Repeat the data below exactly, dropping any pictures it holds.

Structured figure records
++++
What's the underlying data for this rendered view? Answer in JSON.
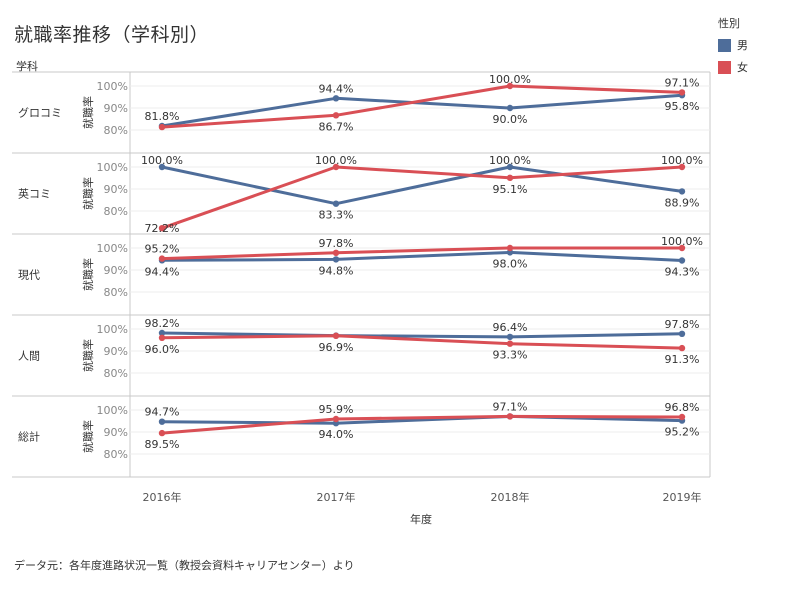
{
  "title": "就職率推移（学科別）",
  "facet_header": "学科",
  "legend": {
    "title": "性別",
    "items": [
      {
        "label": "男",
        "color": "#4e6d9a"
      },
      {
        "label": "女",
        "color": "#d94f55"
      }
    ]
  },
  "source_note": "データ元：各年度進路状況一覧（教授会資料キャリアセンター）より",
  "chart_data": {
    "type": "line",
    "xlabel": "年度",
    "ylabel": "就職率",
    "categories": [
      "2016年",
      "2017年",
      "2018年",
      "2019年"
    ],
    "yticks": [
      "100%",
      "90%",
      "80%"
    ],
    "facets": [
      {
        "name": "グロコミ",
        "series": [
          {
            "name": "男",
            "values": [
              81.8,
              94.4,
              90.0,
              95.8
            ],
            "labels": [
              "81.8%",
              "94.4%",
              "90.0%",
              "95.8%"
            ]
          },
          {
            "name": "女",
            "values": [
              81.3,
              86.7,
              100.0,
              97.1
            ],
            "labels": [
              "",
              "86.7%",
              "100.0%",
              "97.1%"
            ]
          }
        ]
      },
      {
        "name": "英コミ",
        "series": [
          {
            "name": "男",
            "values": [
              100.0,
              83.3,
              100.0,
              88.9
            ],
            "labels": [
              "100.0%",
              "83.3%",
              "100.0%",
              "88.9%"
            ]
          },
          {
            "name": "女",
            "values": [
              72.2,
              100.0,
              95.1,
              100.0
            ],
            "labels": [
              "72.2%",
              "100.0%",
              "95.1%",
              "100.0%"
            ]
          }
        ]
      },
      {
        "name": "現代",
        "series": [
          {
            "name": "男",
            "values": [
              94.4,
              94.8,
              98.0,
              94.3
            ],
            "labels": [
              "94.4%",
              "94.8%",
              "98.0%",
              "94.3%"
            ]
          },
          {
            "name": "女",
            "values": [
              95.2,
              97.8,
              100.0,
              100.0
            ],
            "labels": [
              "95.2%",
              "97.8%",
              "",
              "100.0%"
            ]
          }
        ]
      },
      {
        "name": "人間",
        "series": [
          {
            "name": "男",
            "values": [
              98.2,
              97.0,
              96.4,
              97.8
            ],
            "labels": [
              "98.2%",
              "",
              "96.4%",
              "97.8%"
            ]
          },
          {
            "name": "女",
            "values": [
              96.0,
              96.9,
              93.3,
              91.3
            ],
            "labels": [
              "96.0%",
              "96.9%",
              "93.3%",
              "91.3%"
            ]
          }
        ]
      },
      {
        "name": "総計",
        "series": [
          {
            "name": "男",
            "values": [
              94.7,
              94.0,
              97.1,
              95.2
            ],
            "labels": [
              "94.7%",
              "94.0%",
              "97.1%",
              "95.2%"
            ]
          },
          {
            "name": "女",
            "values": [
              89.5,
              95.9,
              97.1,
              96.8
            ],
            "labels": [
              "89.5%",
              "95.9%",
              "",
              "96.8%"
            ]
          }
        ]
      }
    ]
  }
}
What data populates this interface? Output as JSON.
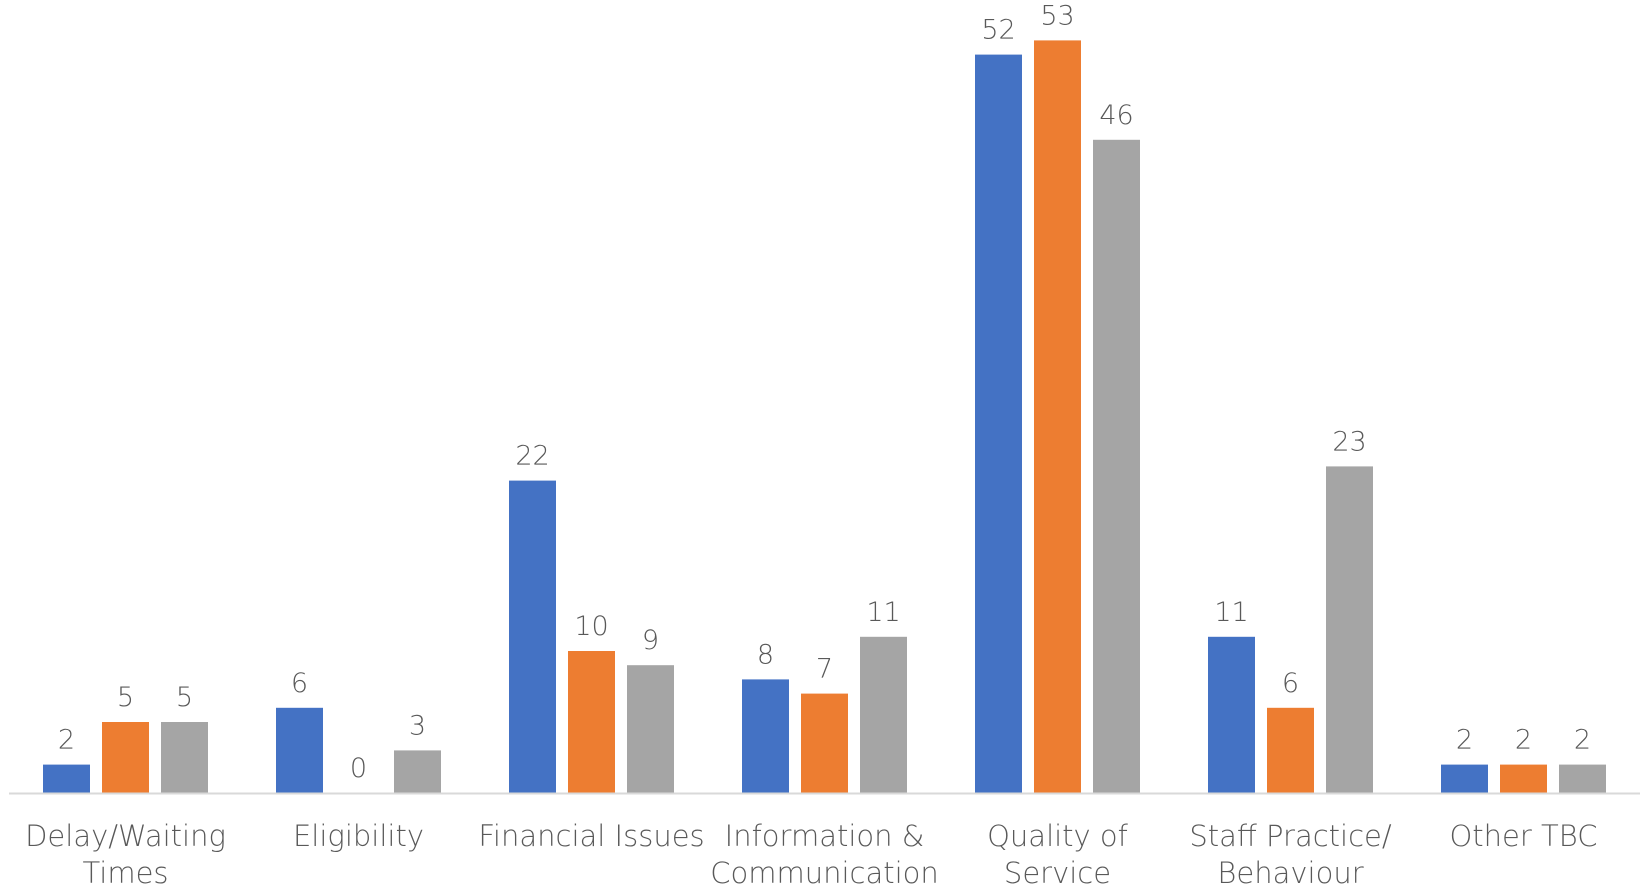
++++
**ANSWER BELOW**
What's the underlying data for this rendered view? Answer in JSON.
{
  "title": "就職率推移（学科別）",
  "facet_header": "学科",
  "legend": {
    "title": "性別",
    "items": [
      {
        "label": "男",
        "color": "#4e6d9a"
      },
      {
        "label": "女",
        "color": "#d94f55"
      }
    ]
  },
  "source_note": "データ元：各年度進路状況一覧（教授会資料キャリアセンター）より",
  "chart_data": {
    "type": "line",
    "xlabel": "年度",
    "ylabel": "就職率",
    "categories": [
      "2016年",
      "2017年",
      "2018年",
      "2019年"
    ],
    "yticks": [
      "100%",
      "90%",
      "80%"
    ],
    "facets": [
      {
        "name": "グロコミ",
        "series": [
          {
            "name": "男",
            "values": [
              81.8,
              94.4,
              90.0,
              95.8
            ],
            "labels": [
              "81.8%",
              "94.4%",
              "90.0%",
              "95.8%"
            ]
          },
          {
            "name": "女",
            "values": [
              81.3,
              86.7,
              100.0,
              97.1
            ],
            "labels": [
              "",
              "86.7%",
              "100.0%",
              "97.1%"
            ]
          }
        ]
      },
      {
        "name": "英コミ",
        "series": [
          {
            "name": "男",
            "values": [
              100.0,
              83.3,
              100.0,
              88.9
            ],
            "labels": [
              "100.0%",
              "83.3%",
              "100.0%",
              "88.9%"
            ]
          },
          {
            "name": "女",
            "values": [
              72.2,
              100.0,
              95.1,
              100.0
            ],
            "labels": [
              "72.2%",
              "100.0%",
              "95.1%",
              "100.0%"
            ]
          }
        ]
      },
      {
        "name": "現代",
        "series": [
          {
            "name": "男",
            "values": [
              94.4,
              94.8,
              98.0,
              94.3
            ],
            "labels": [
              "94.4%",
              "94.8%",
              "98.0%",
              "94.3%"
            ]
          },
          {
            "name": "女",
            "values": [
              95.2,
              97.8,
              100.0,
              100.0
            ],
            "labels": [
              "95.2%",
              "97.8%",
              "",
              "100.0%"
            ]
          }
        ]
      },
      {
        "name": "人間",
        "series": [
          {
            "name": "男",
            "values": [
              98.2,
              97.0,
              96.4,
              97.8
            ],
            "labels": [
              "98.2%",
              "",
              "96.4%",
              "97.8%"
            ]
          },
          {
            "name": "女",
            "values": [
              96.0,
              96.9,
              93.3,
              91.3
            ],
            "labels": [
              "96.0%",
              "96.9%",
              "93.3%",
              "91.3%"
            ]
          }
        ]
      },
      {
        "name": "総計",
        "series": [
          {
            "name": "男",
            "values": [
              94.7,
              94.0,
              97.1,
              95.2
            ],
            "labels": [
              "94.7%",
              "94.0%",
              "97.1%",
              "95.2%"
            ]
          },
          {
            "name": "女",
            "values": [
              89.5,
              95.9,
              97.1,
              96.8
            ],
            "labels": [
              "89.5%",
              "95.9%",
              "",
              "96.8%"
            ]
          }
        ]
      }
    ]
  }
}
What data populates this interface? Output as JSON.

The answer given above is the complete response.